Yeah, not so fast.
Man, it’s been a rainy summer. Weekly forecasts forever show showers every day of the week. Granted, the showers don’t normally last all day but still there’s been a lot of rain.
Anyway, here’s how it goes. A couple steps forward followed by a couple steps backward.
The paint was coming along nicely until the clear decided to delaminate. Delamination is what you see on American made cars with cheap paint jobs (which is just about all of them). The paint or clear coat simply peels off the vehicle.
I’ve read about delamination on new paint jobs but never experienced it. Like many others, I don’t relish laying down clear coat. It seems to ruin a perfectly nice paint job.
This time was going to be different because the interweb unlocked a secret…MinWax High Gloss Polyurethane! I used it before (on wood products) and it lays down flat. It’s gasoline resistant so no cloudy clear coat because I got sloppy at the pumping station. Perfect.
So under advisement of the internet, I sprayed poly on top of my paint scheme. Wow, we were right! It looked great, except for orange peel above the skull head but that can be polished out with no problem. Not so fast…
In an effort to get rid of a small patch of orange peel (which everyone gets, even pros), I proceeded to burn through the poly and right into the metal flake. That’s a problem cuz it’s impossible to sand metal flake.

> **Dataset excerpts**:
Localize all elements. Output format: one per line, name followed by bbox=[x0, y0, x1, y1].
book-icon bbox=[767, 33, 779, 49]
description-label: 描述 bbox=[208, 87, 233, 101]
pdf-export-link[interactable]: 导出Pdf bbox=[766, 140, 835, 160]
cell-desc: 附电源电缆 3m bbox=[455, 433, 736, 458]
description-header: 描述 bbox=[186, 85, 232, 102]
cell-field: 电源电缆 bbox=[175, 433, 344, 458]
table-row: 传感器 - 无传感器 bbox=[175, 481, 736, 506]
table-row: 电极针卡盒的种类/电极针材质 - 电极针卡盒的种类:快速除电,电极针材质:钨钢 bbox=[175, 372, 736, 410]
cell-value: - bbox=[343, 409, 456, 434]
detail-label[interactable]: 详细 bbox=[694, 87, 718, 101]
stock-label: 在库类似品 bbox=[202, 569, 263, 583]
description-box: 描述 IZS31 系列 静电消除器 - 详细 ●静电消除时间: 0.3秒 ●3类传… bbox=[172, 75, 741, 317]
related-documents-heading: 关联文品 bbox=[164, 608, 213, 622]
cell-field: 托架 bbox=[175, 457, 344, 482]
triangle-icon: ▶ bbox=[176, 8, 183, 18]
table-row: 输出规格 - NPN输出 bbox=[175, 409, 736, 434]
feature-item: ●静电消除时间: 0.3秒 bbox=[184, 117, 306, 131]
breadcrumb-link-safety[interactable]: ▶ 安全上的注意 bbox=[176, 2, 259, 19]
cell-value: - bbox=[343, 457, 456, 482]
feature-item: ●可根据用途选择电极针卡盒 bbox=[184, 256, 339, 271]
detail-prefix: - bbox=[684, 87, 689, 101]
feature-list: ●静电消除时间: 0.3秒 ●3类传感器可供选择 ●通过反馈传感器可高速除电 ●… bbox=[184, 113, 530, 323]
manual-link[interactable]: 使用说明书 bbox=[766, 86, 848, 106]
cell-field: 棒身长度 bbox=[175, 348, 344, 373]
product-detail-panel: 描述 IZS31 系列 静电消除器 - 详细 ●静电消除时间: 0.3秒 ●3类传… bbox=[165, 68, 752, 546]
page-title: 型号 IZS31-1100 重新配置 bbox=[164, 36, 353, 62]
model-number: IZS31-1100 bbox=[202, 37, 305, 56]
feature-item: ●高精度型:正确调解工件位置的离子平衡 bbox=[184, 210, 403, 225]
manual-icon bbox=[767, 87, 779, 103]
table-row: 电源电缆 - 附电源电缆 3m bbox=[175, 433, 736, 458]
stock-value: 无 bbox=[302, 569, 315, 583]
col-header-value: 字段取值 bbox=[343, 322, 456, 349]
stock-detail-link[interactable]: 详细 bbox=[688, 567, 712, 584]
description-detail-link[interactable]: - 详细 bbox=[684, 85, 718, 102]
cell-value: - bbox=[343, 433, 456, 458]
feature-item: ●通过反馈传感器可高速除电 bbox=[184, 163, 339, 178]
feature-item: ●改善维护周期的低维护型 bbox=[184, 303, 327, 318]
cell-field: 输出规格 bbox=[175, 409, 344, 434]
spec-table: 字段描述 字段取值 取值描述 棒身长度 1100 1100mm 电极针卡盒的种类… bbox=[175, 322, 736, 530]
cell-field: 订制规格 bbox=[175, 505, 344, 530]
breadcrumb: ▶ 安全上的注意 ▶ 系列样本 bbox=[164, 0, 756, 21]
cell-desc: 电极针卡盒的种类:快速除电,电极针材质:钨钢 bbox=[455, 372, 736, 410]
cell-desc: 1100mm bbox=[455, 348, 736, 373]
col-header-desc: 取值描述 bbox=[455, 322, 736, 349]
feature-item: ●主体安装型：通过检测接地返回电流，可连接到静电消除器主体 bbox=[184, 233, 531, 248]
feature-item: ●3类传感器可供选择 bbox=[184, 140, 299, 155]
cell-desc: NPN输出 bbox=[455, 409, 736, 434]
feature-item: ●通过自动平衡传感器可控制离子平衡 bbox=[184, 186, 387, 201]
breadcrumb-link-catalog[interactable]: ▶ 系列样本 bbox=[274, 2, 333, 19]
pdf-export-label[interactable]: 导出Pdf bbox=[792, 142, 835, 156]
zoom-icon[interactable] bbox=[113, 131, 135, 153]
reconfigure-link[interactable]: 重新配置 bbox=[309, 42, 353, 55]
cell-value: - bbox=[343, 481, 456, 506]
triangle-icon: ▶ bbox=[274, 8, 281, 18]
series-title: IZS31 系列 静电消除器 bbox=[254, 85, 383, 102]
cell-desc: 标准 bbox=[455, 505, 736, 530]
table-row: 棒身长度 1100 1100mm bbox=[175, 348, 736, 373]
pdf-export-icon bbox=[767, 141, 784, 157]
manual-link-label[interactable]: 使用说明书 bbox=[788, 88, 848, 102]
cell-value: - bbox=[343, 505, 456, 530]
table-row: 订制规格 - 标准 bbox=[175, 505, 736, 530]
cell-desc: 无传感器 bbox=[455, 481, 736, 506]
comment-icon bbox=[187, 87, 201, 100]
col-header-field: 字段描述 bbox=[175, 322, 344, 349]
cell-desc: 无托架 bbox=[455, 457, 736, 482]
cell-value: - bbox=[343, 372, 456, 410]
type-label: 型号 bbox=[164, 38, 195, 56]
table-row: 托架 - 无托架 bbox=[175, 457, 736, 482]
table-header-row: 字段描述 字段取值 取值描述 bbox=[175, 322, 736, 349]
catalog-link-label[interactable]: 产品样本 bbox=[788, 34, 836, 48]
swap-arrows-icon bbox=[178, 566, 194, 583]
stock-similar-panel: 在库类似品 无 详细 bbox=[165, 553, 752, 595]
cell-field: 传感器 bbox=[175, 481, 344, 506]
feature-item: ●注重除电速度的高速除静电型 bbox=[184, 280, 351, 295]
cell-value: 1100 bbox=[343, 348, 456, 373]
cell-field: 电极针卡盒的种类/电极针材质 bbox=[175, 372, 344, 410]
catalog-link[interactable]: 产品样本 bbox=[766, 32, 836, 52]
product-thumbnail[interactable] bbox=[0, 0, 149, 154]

> **Set task A**:
According to the post about the paint job, what product did the writer spray over the paint scheme?
> **Set task B**:
Reproduce the part of the paint job post starting with "Yeah, not so" and going on through "couple steps backward.", substituting "storms" for every "showers".
> **Set task C**:
Resume the post about the paint job, picking up right after its last sentence.

> **Expected answer A**:
MinWax High Gloss Polyurethane

> **Expected answer B**:
Yeah, not so fast.
Man, it’s been a rainy summer. Weekly forecasts forever show storms every day of the week. Granted, the storms don’t normally last all day but still there’s been a lot of rain.
Anyway, here’s how it goes. A couple steps forward followed by a couple steps backward.

> **Expected answer C**:
But hey, notwithstanding the burn-through, my skills are getting better. I can fix this if I concentrate and take my time. Not so fast…
Why is there a cloud in the clear coat next to the burn through? Surprise surprise! It’s not a cloud. It’s the clear coat lifting clean off the paint as I pulled painters’ tape from the tank. No, not kidding.
Painters’ tape pulled up the clear coat. So I applied painters’ tape to the entire tank, lifted and peeled every inch of clear coat from the tank. And back to square one with the paint…yeah, I hate painting clear coat.
Next step backward…the wiring is finished except for things like turn signals and tail light. The bike is wired and ready to be fired. To be honest, electrics make me nervous, like painting clear coat. But after getting the courage up, I wired in the new battery and hit the start button. It will be like magic hearing the motor bump over! Not so fast.
The bike is dead. No horn, nothing at the starter, no instrument lights…nothing, nada, kaput. Calm down, it’s just a blown fuse.
New fuse and there’s the horn and the lights on the instrument panel. But what’s that weird whirring sound? Oh that…that’s just a freewheeling starter motor.
So besides this…
- Re-paint the tank and side covers
- Balance and tune the carbs
- Finish installing the headlight
- Fix the starter motor
- Fabricate the seat mount (btw: I have a very nice LaRosa saddle for this bike, see below)
- Paint and mount the rear fender
- Install the lights
…I’ll have to look into the starter motor.
Here’s a profile pic with saddle for now.
More to come later.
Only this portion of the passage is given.